Aim - Find the lines with "Golondrinas" in them and copy them out.

____

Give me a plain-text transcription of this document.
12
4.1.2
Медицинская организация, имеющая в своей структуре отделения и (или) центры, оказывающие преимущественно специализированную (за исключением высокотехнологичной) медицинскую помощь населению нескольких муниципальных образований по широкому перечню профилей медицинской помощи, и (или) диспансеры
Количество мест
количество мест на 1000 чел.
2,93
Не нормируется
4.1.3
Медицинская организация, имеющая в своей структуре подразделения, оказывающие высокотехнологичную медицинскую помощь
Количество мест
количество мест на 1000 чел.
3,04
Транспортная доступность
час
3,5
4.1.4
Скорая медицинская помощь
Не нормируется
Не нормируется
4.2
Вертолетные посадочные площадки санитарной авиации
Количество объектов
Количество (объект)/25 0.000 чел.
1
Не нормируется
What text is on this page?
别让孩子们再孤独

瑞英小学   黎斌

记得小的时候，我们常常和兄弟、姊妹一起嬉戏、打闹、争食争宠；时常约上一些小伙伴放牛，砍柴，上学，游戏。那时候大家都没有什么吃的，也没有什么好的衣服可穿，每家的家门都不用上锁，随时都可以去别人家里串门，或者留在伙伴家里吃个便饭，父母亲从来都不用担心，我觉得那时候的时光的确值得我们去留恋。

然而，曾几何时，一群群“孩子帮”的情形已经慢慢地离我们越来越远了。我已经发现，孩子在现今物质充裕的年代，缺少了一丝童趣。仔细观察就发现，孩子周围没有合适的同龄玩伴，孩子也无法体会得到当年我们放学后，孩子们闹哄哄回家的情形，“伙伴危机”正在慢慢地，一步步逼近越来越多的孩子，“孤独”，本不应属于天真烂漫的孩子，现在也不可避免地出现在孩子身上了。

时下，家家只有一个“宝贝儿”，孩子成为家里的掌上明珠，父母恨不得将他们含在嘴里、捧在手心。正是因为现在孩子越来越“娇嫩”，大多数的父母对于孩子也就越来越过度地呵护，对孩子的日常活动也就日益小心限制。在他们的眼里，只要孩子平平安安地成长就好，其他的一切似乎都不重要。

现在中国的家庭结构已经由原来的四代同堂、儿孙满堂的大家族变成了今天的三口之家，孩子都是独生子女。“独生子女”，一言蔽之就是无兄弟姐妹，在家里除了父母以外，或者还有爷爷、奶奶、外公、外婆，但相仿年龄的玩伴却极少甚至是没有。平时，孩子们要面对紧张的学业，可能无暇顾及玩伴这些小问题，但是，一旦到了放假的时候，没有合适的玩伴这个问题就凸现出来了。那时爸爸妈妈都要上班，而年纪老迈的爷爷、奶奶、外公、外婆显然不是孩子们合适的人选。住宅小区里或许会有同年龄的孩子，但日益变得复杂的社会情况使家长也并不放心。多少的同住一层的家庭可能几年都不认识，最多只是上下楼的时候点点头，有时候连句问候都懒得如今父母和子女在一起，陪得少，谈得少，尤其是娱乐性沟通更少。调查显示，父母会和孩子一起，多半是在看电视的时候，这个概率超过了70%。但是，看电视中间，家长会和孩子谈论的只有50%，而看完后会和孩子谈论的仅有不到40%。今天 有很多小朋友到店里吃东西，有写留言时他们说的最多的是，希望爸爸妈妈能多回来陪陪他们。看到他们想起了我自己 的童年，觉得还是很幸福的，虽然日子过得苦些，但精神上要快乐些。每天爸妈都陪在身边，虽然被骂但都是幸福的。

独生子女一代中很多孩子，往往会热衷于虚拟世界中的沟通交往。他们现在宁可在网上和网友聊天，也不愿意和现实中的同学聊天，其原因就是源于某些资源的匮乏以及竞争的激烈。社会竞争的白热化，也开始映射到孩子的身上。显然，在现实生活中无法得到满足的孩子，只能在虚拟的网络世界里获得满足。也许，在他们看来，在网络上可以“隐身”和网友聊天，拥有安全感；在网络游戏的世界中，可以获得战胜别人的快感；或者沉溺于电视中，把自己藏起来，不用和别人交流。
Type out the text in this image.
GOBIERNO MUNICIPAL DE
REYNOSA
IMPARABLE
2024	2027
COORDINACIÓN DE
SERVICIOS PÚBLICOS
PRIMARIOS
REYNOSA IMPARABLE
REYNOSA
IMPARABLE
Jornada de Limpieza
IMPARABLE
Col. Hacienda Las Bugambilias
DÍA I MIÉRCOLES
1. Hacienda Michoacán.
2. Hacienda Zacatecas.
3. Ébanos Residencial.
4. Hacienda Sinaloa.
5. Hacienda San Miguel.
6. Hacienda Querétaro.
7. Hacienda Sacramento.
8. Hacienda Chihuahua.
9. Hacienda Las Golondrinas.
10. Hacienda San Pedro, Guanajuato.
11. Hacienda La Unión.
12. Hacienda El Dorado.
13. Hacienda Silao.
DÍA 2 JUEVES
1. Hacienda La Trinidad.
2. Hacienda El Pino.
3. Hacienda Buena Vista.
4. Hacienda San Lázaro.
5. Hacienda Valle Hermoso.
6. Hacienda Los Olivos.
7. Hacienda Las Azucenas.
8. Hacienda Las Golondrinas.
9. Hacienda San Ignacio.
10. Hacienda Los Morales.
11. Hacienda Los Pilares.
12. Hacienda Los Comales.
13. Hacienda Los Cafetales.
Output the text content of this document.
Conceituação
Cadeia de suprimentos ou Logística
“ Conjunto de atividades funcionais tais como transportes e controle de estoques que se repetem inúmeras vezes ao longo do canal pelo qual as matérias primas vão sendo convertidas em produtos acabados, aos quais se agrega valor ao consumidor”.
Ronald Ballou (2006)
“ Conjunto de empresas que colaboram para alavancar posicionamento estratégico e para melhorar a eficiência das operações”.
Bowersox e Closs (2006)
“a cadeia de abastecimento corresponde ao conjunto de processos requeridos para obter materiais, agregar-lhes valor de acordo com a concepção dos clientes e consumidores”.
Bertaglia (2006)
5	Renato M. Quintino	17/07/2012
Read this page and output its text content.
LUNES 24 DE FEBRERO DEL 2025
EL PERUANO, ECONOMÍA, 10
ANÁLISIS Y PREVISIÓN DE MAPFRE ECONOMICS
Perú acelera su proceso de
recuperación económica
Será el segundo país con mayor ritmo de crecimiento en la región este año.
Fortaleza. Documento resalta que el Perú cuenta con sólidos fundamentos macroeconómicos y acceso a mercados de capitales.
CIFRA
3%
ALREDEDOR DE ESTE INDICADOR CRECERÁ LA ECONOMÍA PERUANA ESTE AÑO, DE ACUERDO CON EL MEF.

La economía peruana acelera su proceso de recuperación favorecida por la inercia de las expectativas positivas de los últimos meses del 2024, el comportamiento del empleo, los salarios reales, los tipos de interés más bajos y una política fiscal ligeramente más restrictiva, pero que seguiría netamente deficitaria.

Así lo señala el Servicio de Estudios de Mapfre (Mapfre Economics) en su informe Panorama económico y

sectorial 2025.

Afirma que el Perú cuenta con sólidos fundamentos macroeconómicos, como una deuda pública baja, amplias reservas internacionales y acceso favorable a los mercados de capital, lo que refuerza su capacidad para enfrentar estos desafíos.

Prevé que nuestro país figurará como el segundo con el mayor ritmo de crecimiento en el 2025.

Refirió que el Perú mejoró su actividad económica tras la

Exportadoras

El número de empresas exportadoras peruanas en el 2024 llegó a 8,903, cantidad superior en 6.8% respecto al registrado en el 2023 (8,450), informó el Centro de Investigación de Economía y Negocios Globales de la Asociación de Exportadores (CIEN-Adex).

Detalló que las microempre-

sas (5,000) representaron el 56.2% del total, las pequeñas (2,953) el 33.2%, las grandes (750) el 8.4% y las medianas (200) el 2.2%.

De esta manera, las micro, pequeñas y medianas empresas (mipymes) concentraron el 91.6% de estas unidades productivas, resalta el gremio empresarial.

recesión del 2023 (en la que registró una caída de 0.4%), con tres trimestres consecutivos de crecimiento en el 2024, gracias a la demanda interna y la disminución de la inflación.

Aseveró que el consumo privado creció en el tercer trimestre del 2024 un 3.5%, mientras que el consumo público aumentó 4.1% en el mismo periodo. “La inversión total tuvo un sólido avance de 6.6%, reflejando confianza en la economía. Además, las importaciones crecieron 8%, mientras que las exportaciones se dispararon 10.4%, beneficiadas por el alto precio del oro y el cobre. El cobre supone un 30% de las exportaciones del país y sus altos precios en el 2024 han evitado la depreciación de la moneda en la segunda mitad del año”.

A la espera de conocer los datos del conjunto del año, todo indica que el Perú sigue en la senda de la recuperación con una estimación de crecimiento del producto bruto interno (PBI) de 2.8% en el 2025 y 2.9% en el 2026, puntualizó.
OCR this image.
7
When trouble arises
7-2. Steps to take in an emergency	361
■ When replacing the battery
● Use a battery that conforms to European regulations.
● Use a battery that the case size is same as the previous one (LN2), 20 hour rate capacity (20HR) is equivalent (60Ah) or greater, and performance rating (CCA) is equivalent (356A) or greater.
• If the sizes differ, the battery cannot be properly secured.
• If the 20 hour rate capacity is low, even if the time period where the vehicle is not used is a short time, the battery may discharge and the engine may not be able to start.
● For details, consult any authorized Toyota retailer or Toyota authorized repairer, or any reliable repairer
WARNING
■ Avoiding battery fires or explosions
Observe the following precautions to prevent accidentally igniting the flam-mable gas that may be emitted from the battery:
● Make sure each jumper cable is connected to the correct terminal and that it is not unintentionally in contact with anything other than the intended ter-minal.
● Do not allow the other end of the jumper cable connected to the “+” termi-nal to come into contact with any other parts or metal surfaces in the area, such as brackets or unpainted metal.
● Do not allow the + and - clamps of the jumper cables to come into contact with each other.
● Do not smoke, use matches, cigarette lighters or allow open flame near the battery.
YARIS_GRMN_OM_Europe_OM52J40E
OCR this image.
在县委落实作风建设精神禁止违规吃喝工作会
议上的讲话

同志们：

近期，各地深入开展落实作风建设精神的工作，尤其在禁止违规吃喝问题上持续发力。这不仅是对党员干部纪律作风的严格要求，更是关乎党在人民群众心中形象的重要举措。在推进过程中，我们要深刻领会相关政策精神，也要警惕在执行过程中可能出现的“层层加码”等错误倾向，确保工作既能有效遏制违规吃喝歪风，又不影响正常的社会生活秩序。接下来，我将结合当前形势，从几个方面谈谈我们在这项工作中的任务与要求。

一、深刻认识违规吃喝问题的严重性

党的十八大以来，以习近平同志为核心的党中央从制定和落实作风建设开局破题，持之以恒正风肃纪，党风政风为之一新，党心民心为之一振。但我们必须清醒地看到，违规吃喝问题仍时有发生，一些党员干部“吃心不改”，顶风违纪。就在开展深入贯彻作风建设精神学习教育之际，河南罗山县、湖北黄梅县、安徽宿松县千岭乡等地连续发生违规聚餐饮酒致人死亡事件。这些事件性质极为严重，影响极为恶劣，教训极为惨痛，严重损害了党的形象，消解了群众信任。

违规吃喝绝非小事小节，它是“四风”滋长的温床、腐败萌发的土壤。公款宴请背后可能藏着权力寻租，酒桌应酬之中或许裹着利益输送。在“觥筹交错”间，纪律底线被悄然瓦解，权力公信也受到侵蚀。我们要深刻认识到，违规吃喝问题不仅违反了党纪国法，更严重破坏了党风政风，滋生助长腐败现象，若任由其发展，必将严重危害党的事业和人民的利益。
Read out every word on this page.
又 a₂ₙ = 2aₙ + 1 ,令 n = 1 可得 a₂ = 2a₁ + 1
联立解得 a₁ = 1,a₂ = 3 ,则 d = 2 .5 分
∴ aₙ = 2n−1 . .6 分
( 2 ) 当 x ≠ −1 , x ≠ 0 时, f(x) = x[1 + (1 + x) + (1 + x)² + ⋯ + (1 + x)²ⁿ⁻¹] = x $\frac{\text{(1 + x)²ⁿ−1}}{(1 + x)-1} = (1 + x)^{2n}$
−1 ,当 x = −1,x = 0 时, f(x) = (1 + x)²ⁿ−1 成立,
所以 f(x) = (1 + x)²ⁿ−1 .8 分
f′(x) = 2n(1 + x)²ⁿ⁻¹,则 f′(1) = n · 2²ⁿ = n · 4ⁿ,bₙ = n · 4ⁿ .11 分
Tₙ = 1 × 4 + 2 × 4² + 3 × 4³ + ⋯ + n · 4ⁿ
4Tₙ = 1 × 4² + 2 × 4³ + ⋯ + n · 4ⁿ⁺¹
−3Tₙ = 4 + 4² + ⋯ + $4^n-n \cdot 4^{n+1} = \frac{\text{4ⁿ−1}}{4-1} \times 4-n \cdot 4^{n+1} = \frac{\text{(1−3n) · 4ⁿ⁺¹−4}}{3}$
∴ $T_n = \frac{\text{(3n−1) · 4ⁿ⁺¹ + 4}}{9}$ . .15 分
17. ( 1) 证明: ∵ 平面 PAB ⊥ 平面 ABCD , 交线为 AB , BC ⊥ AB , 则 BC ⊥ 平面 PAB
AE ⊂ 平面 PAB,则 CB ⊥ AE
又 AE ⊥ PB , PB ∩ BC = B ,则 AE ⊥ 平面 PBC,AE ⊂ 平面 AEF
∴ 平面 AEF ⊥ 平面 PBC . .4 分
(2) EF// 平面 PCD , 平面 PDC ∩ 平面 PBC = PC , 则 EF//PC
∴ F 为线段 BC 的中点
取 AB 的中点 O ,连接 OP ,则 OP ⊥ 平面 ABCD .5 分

____

Answer to this exercise -
9. Hacienda Las Golondrinas.
8. Hacienda Las Golondrinas.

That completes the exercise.